*EXERCISE OBJECTIVE:*
Restate each entry word for word, leaving nothing out.
# START OF MATERIAL SUPPLIED
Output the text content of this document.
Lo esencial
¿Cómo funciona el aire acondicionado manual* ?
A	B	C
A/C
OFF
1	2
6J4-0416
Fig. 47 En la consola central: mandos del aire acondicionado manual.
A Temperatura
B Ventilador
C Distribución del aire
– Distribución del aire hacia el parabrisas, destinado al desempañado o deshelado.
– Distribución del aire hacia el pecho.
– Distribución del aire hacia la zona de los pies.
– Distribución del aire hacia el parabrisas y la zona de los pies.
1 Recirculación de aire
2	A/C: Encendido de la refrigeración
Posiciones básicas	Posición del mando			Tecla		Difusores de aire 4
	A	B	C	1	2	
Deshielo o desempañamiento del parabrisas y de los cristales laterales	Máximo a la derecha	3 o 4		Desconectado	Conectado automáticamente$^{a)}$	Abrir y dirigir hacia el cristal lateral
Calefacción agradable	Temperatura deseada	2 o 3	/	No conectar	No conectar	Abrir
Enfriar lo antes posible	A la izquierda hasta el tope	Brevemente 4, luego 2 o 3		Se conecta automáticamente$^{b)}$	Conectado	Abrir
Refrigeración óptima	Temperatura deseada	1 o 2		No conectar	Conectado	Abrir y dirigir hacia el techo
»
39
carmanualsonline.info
# END OF MATERIAL SUPPLIED
*SOLUTION FOR THIS TASK:*
Output the text content of this document.
Lo esencial
¿Cómo funciona el aire acondicionado manual* ?
A	B	C
A/C
OFF
1	2
6J4-0416
Fig. 47 En la consola central: mandos del aire acondicionado manual.
A Temperatura
B Ventilador
C Distribución del aire
– Distribución del aire hacia el parabrisas, destinado al desempañado o deshelado.
– Distribución del aire hacia el pecho.
– Distribución del aire hacia la zona de los pies.
– Distribución del aire hacia el parabrisas y la zona de los pies.
1 Recirculación de aire
2	A/C: Encendido de la refrigeración
Posiciones básicas	Posición del mando			Tecla		Difusores de aire 4
	A	B	C	1	2	
Deshielo o desempañamiento del parabrisas y de los cristales laterales	Máximo a la derecha	3 o 4		Desconectado	Conectado automáticamente$^{a)}$	Abrir y dirigir hacia el cristal lateral
Calefacción agradable	Temperatura deseada	2 o 3	/	No conectar	No conectar	Abrir
Enfriar lo antes posible	A la izquierda hasta el tope	Brevemente 4, luego 2 o 3		Se conecta automáticamente$^{b)}$	Conectado	Abrir
Refrigeración óptima	Temperatura deseada	1 o 2		No conectar	Conectado	Abrir y dirigir hacia el techo
»
39
carmanualsonline.info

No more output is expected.